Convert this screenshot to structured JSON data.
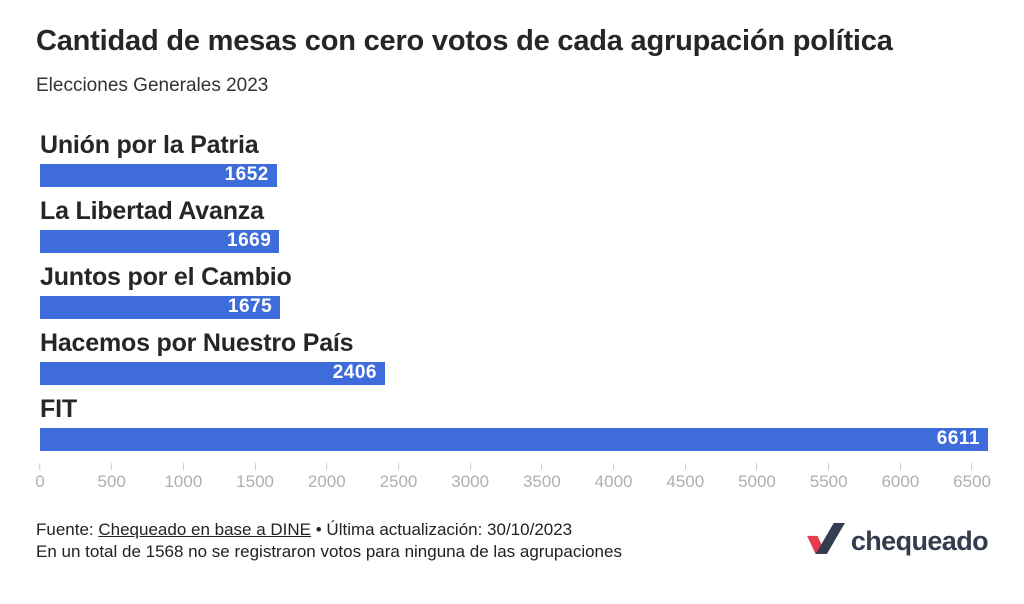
{
  "header": {
    "title": "Cantidad de mesas con cero votos de cada agrupación política",
    "subtitle": "Elecciones Generales 2023"
  },
  "chart_data": {
    "type": "bar",
    "orientation": "horizontal",
    "title": "Cantidad de mesas con cero votos de cada agrupación política",
    "subtitle": "Elecciones Generales 2023",
    "categories": [
      "Unión por la Patria",
      "La Libertad Avanza",
      "Juntos por el Cambio",
      "Hacemos por Nuestro País",
      "FIT"
    ],
    "values": [
      1652,
      1669,
      1675,
      2406,
      6611
    ],
    "value_labels": [
      "1652",
      "1669",
      "1675",
      "2406",
      "6611"
    ],
    "xlabel": "",
    "ylabel": "",
    "xlim": [
      0,
      6611
    ],
    "axis_ticks": [
      0,
      500,
      1000,
      1500,
      2000,
      2500,
      3000,
      3500,
      4000,
      4500,
      5000,
      5500,
      6000,
      6500
    ],
    "bar_color": "#3e6cdb",
    "grid": false,
    "legend": false
  },
  "footer": {
    "source_label": "Fuente: ",
    "source_link": "Chequeado en base a DINE",
    "updated": " • Última actualización: 30/10/2023",
    "note": "En un total de 1568 no se registraron votos para ninguna de las agrupaciones"
  },
  "logo": {
    "text": "chequeado",
    "navy": "#333d4f",
    "red": "#e53a50"
  }
}
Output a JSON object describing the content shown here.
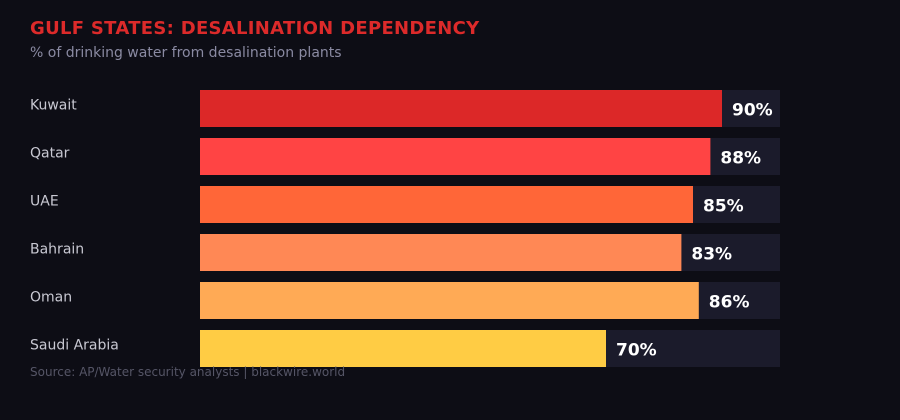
{
  "chart_data": {
    "type": "bar",
    "orientation": "horizontal",
    "title": "GULF STATES: DESALINATION DEPENDENCY",
    "subtitle": "% of drinking water from desalination plants",
    "source": "Source: AP/Water security analysts | blackwire.world",
    "categories": [
      "Kuwait",
      "Qatar",
      "UAE",
      "Bahrain",
      "Oman",
      "Saudi Arabia"
    ],
    "values": [
      90,
      88,
      85,
      83,
      86,
      70
    ],
    "value_labels": [
      "90%",
      "88%",
      "85%",
      "83%",
      "86%",
      "70%"
    ],
    "colors": [
      "#dc2828",
      "#ff4444",
      "#ff6638",
      "#ff8855",
      "#ffaa55",
      "#ffcc44"
    ],
    "xlim": [
      0,
      100
    ],
    "grid": false,
    "background": "#0d0d15",
    "track_color": "#1b1b2b"
  }
}
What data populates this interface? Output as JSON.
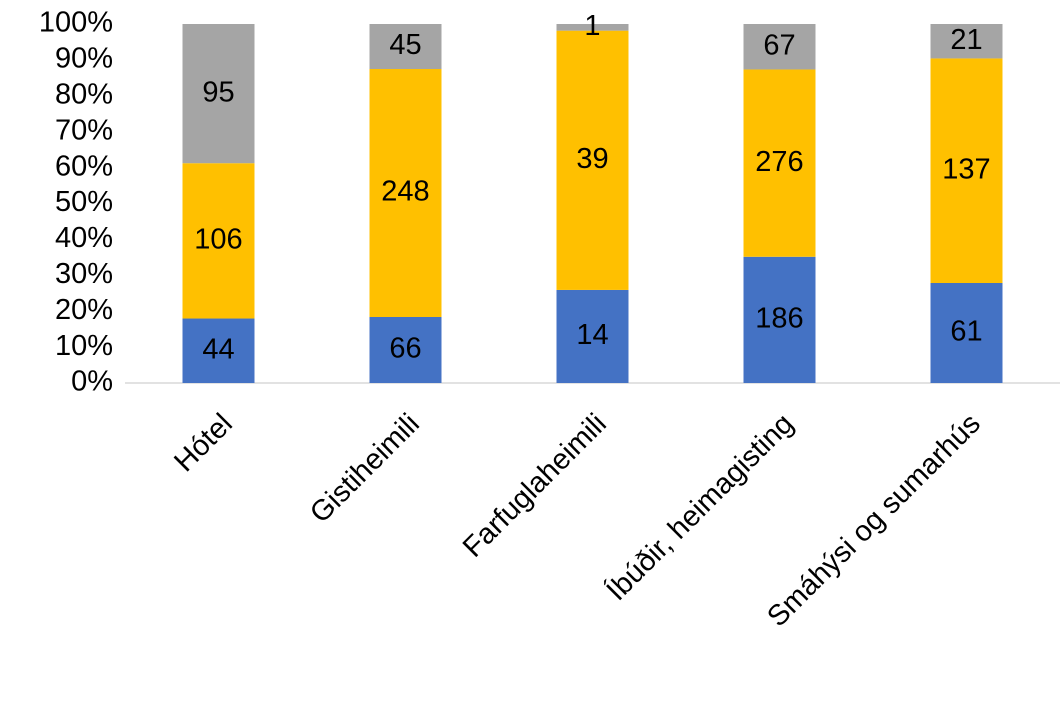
{
  "chart_data": {
    "type": "bar",
    "stack": "percent",
    "categories": [
      "Hótel",
      "Gistiheimili",
      "Farfuglaheimili",
      "Íbúðir, heimagisting",
      "Smáhýsi og sumarhús"
    ],
    "series": [
      {
        "color": "#4472c4",
        "values": [
          44,
          66,
          14,
          186,
          61
        ]
      },
      {
        "color": "#ffc000",
        "values": [
          106,
          248,
          39,
          276,
          137
        ]
      },
      {
        "color": "#a5a5a5",
        "values": [
          95,
          45,
          1,
          67,
          21
        ]
      }
    ],
    "ylim": [
      0,
      100
    ],
    "yticks": [
      {
        "value": 0,
        "label": "0%"
      },
      {
        "value": 10,
        "label": "10%"
      },
      {
        "value": 20,
        "label": "20%"
      },
      {
        "value": 30,
        "label": "30%"
      },
      {
        "value": 40,
        "label": "40%"
      },
      {
        "value": 50,
        "label": "50%"
      },
      {
        "value": 60,
        "label": "60%"
      },
      {
        "value": 70,
        "label": "70%"
      },
      {
        "value": 80,
        "label": "80%"
      },
      {
        "value": 90,
        "label": "90%"
      },
      {
        "value": 100,
        "label": "100%"
      }
    ],
    "grid": false
  }
}
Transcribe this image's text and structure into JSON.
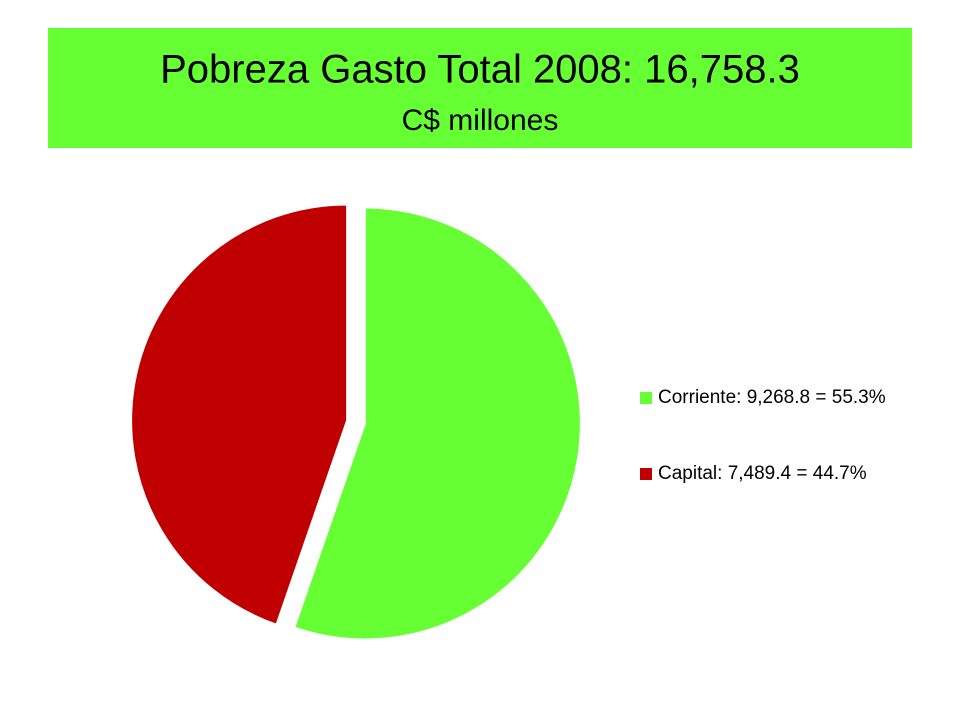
{
  "chart_data": {
    "type": "pie",
    "title": "Pobreza Gasto Total 2008:  16,758.3",
    "subtitle": "C$ millones",
    "categories": [
      "Corriente: 9,268.8 = 55.3%",
      "Capital: 7,489.4 = 44.7%"
    ],
    "values": [
      55.3,
      44.7
    ],
    "colors": [
      "#66ff33",
      "#c00000"
    ],
    "title_background": "#66ff33"
  }
}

##############################

◆ **Short task**: Give back the whole listing as it stands, minus its pictures.

◆ **Completed exercise**:
Convert this screenshot to structured JSON data.
{
  "header": {
    "title": "Cantidad de mesas con cero votos de cada agrupación política",
    "subtitle": "Elecciones Generales 2023"
  },
  "chart_data": {
    "type": "bar",
    "orientation": "horizontal",
    "title": "Cantidad de mesas con cero votos de cada agrupación política",
    "subtitle": "Elecciones Generales 2023",
    "categories": [
      "Unión por la Patria",
      "La Libertad Avanza",
      "Juntos por el Cambio",
      "Hacemos por Nuestro País",
      "FIT"
    ],
    "values": [
      1652,
      1669,
      1675,
      2406,
      6611
    ],
    "value_labels": [
      "1652",
      "1669",
      "1675",
      "2406",
      "6611"
    ],
    "xlabel": "",
    "ylabel": "",
    "xlim": [
      0,
      6611
    ],
    "axis_ticks": [
      0,
      500,
      1000,
      1500,
      2000,
      2500,
      3000,
      3500,
      4000,
      4500,
      5000,
      5500,
      6000,
      6500
    ],
    "bar_color": "#3e6cdb",
    "grid": false,
    "legend": false
  },
  "footer": {
    "source_label": "Fuente: ",
    "source_link": "Chequeado en base a DINE",
    "updated": " • Última actualización: 30/10/2023",
    "note": "En un total de 1568 no se registraron votos para ninguna de las agrupaciones"
  },
  "logo": {
    "text": "chequeado",
    "navy": "#333d4f",
    "red": "#e53a50"
  }
}
Output a JSON object describing the content shown here.
{
  "chart_data": {
    "type": "bar",
    "orientation": "horizontal",
    "title": "GULF STATES: DESALINATION DEPENDENCY",
    "subtitle": "% of drinking water from desalination plants",
    "source": "Source: AP/Water security analysts | blackwire.world",
    "categories": [
      "Kuwait",
      "Qatar",
      "UAE",
      "Bahrain",
      "Oman",
      "Saudi Arabia"
    ],
    "values": [
      90,
      88,
      85,
      83,
      86,
      70
    ],
    "value_labels": [
      "90%",
      "88%",
      "85%",
      "83%",
      "86%",
      "70%"
    ],
    "colors": [
      "#dc2828",
      "#ff4444",
      "#ff6638",
      "#ff8855",
      "#ffaa55",
      "#ffcc44"
    ],
    "xlim": [
      0,
      100
    ],
    "grid": false,
    "background": "#0d0d15",
    "track_color": "#1b1b2b"
  }
}
What data populates this interface? Output as JSON.
{
  "chart_data": {
    "type": "bar",
    "stack": "percent",
    "categories": [
      "Hótel",
      "Gistiheimili",
      "Farfuglaheimili",
      "Íbúðir, heimagisting",
      "Smáhýsi og sumarhús"
    ],
    "series": [
      {
        "color": "#4472c4",
        "values": [
          44,
          66,
          14,
          186,
          61
        ]
      },
      {
        "color": "#ffc000",
        "values": [
          106,
          248,
          39,
          276,
          137
        ]
      },
      {
        "color": "#a5a5a5",
        "values": [
          95,
          45,
          1,
          67,
          21
        ]
      }
    ],
    "ylim": [
      0,
      100
    ],
    "yticks": [
      {
        "value": 0,
        "label": "0%"
      },
      {
        "value": 10,
        "label": "10%"
      },
      {
        "value": 20,
        "label": "20%"
      },
      {
        "value": 30,
        "label": "30%"
      },
      {
        "value": 40,
        "label": "40%"
      },
      {
        "value": 50,
        "label": "50%"
      },
      {
        "value": 60,
        "label": "60%"
      },
      {
        "value": 70,
        "label": "70%"
      },
      {
        "value": 80,
        "label": "80%"
      },
      {
        "value": 90,
        "label": "90%"
      },
      {
        "value": 100,
        "label": "100%"
      }
    ],
    "grid": false
  }
}
Transcribe this image's text and structure into JSON.
{
  "chart_data": {
    "type": "pie",
    "title": "Pobreza Gasto Total 2008:  16,758.3",
    "subtitle": "C$ millones",
    "categories": [
      "Corriente: 9,268.8 = 55.3%",
      "Capital: 7,489.4 = 44.7%"
    ],
    "values": [
      55.3,
      44.7
    ],
    "colors": [
      "#66ff33",
      "#c00000"
    ],
    "title_background": "#66ff33"
  }
}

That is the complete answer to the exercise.